EXERCISE BRIEF
Locate the string "text" in the listing below. Copy every line where it is found.

══ PROVIDED DATA ══

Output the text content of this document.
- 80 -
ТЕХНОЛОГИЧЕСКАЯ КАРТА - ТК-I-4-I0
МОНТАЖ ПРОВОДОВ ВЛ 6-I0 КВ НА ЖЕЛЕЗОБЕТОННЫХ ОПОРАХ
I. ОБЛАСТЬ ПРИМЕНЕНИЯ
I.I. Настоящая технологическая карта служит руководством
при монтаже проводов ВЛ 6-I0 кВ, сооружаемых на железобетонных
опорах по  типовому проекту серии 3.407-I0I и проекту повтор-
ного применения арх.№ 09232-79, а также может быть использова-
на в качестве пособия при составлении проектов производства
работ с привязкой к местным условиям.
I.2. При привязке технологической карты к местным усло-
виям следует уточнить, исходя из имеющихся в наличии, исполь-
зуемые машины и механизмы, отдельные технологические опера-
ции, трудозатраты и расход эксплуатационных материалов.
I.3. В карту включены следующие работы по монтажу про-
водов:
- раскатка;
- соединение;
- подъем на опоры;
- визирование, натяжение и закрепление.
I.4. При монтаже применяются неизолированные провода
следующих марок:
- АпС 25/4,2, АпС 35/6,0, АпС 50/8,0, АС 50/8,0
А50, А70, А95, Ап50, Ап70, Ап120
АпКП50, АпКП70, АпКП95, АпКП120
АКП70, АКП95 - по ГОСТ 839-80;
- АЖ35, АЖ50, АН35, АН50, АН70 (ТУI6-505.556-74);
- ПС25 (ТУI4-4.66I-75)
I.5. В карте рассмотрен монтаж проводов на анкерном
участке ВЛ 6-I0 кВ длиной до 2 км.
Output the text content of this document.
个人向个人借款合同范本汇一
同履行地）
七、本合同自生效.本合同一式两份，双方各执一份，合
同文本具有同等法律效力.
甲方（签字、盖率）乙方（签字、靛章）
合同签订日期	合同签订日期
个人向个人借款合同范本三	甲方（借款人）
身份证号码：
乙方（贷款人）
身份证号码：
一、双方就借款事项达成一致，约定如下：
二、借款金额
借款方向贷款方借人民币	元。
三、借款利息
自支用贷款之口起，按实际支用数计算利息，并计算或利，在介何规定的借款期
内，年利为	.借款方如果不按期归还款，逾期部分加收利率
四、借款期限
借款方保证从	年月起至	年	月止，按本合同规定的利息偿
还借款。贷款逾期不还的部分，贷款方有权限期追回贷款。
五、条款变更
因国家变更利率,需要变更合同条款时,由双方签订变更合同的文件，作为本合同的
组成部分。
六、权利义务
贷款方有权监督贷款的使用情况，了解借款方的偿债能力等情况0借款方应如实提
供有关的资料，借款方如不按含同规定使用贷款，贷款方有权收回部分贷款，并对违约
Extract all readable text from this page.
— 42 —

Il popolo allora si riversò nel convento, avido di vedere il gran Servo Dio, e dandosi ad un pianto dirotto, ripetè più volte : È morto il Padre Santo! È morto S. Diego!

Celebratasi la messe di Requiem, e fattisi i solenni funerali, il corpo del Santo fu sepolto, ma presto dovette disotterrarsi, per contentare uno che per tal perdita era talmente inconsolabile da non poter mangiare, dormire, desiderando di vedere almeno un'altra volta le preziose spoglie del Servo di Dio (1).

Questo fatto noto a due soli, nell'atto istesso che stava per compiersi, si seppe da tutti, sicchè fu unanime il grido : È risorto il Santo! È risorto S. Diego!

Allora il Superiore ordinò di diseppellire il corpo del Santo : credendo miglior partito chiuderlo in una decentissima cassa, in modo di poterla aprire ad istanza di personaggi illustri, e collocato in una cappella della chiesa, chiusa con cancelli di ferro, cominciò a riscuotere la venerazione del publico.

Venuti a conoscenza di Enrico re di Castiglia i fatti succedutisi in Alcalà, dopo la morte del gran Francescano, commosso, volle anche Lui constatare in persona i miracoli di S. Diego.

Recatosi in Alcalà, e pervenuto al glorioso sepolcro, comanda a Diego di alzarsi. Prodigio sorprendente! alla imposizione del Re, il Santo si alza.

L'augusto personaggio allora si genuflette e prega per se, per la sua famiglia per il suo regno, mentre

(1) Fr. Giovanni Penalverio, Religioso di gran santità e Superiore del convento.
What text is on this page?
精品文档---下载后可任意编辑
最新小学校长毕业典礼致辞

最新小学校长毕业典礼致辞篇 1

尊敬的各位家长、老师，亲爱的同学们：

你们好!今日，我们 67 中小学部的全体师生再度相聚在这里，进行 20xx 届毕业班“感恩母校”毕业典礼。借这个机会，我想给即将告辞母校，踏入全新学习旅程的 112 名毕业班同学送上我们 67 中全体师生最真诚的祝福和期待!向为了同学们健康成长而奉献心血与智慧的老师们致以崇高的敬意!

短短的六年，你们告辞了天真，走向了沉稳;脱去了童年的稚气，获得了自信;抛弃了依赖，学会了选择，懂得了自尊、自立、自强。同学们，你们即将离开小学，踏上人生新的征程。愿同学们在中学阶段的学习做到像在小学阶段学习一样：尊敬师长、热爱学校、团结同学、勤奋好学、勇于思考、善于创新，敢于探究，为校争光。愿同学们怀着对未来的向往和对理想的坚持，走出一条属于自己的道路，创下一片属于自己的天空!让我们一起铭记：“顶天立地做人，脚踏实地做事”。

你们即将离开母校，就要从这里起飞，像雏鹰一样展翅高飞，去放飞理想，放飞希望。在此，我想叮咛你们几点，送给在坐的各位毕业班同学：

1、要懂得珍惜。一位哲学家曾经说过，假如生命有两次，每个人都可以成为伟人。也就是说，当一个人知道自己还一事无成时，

═══

RESULT FOR THIS EXERCISE
Output the text content of this document.
Output the text content of this document.
Extract all readable text from this page.
What text is on this page?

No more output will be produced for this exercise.